Return each line of the listing below, unchanged, and omit the images.

# [Raw data]
****
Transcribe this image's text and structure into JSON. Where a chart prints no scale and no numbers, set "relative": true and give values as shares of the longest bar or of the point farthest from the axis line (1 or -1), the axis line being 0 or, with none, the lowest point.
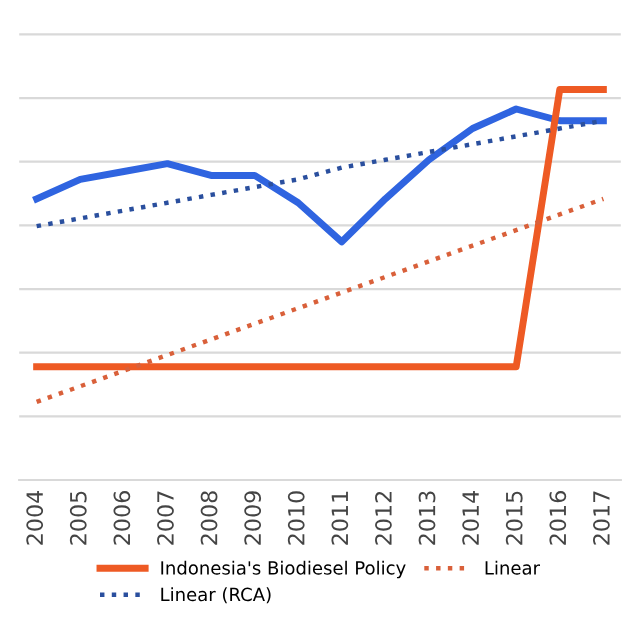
{
  "chart_data": {
    "type": "line",
    "relative": true,
    "categories": [
      "2004",
      "2005",
      "2006",
      "2007",
      "2008",
      "2009",
      "2010",
      "2011",
      "2012",
      "2013",
      "2014",
      "2015",
      "2016",
      "2017"
    ],
    "series": [
      {
        "color": "#2f64e0",
        "values": [
          0.72,
          0.77,
          0.79,
          0.81,
          0.78,
          0.78,
          0.71,
          0.61,
          0.72,
          0.82,
          0.9,
          0.95,
          0.92,
          0.92
        ]
      },
      {
        "name": "Indonesia's Biodiesel Policy",
        "color": "#ee5a24",
        "values": [
          0.29,
          0.29,
          0.29,
          0.29,
          0.29,
          0.29,
          0.29,
          0.29,
          0.29,
          0.29,
          0.29,
          0.29,
          1,
          1
        ]
      },
      {
        "name": "Linear (RCA)",
        "color": "#2a4f9e",
        "line_style": "dotted",
        "values": [
          0.65,
          0.67,
          0.69,
          0.71,
          0.73,
          0.75,
          0.77,
          0.8,
          0.82,
          0.84,
          0.86,
          0.88,
          0.9,
          0.92
        ]
      },
      {
        "name": "Linear",
        "color": "#d9603a",
        "line_style": "dotted",
        "values": [
          0.2,
          0.24,
          0.28,
          0.32,
          0.36,
          0.4,
          0.44,
          0.48,
          0.52,
          0.56,
          0.6,
          0.64,
          0.68,
          0.72
        ]
      }
    ],
    "grid": "y",
    "legend": "bottom",
    "marker": "none"
  }
}
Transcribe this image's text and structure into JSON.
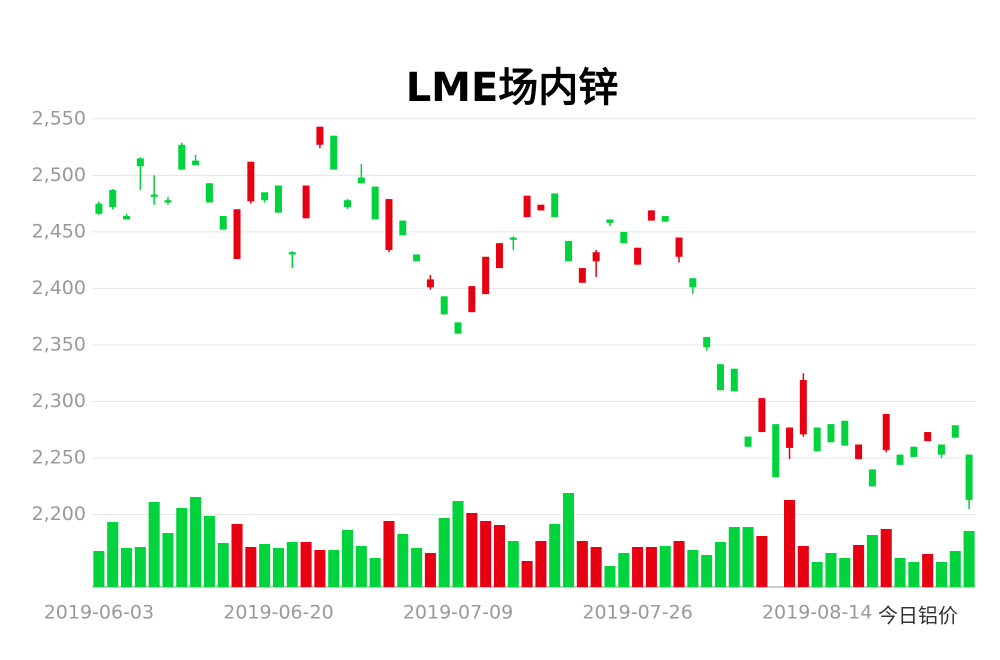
****
# [Response to this exercise]
Transcribe this image's text and structure into JSON. Where a chart prints no scale and no numbers, set "relative": true and give values as shares of the longest bar or of the point farthest from the axis line (1 or -1), the axis line being 0 or, with none, the lowest point.
{
  "chart_data": {
    "type": "line",
    "relative": true,
    "categories": [
      "2004",
      "2005",
      "2006",
      "2007",
      "2008",
      "2009",
      "2010",
      "2011",
      "2012",
      "2013",
      "2014",
      "2015",
      "2016",
      "2017"
    ],
    "series": [
      {
        "color": "#2f64e0",
        "values": [
          0.72,
          0.77,
          0.79,
          0.81,
          0.78,
          0.78,
          0.71,
          0.61,
          0.72,
          0.82,
          0.9,
          0.95,
          0.92,
          0.92
        ]
      },
      {
        "name": "Indonesia's Biodiesel Policy",
        "color": "#ee5a24",
        "values": [
          0.29,
          0.29,
          0.29,
          0.29,
          0.29,
          0.29,
          0.29,
          0.29,
          0.29,
          0.29,
          0.29,
          0.29,
          1,
          1
        ]
      },
      {
        "name": "Linear (RCA)",
        "color": "#2a4f9e",
        "line_style": "dotted",
        "values": [
          0.65,
          0.67,
          0.69,
          0.71,
          0.73,
          0.75,
          0.77,
          0.8,
          0.82,
          0.84,
          0.86,
          0.88,
          0.9,
          0.92
        ]
      },
      {
        "name": "Linear",
        "color": "#d9603a",
        "line_style": "dotted",
        "values": [
          0.2,
          0.24,
          0.28,
          0.32,
          0.36,
          0.4,
          0.44,
          0.48,
          0.52,
          0.56,
          0.6,
          0.64,
          0.68,
          0.72
        ]
      }
    ],
    "grid": "y",
    "legend": "bottom",
    "marker": "none"
  }
}
Transcribe this image's text and structure into JSON.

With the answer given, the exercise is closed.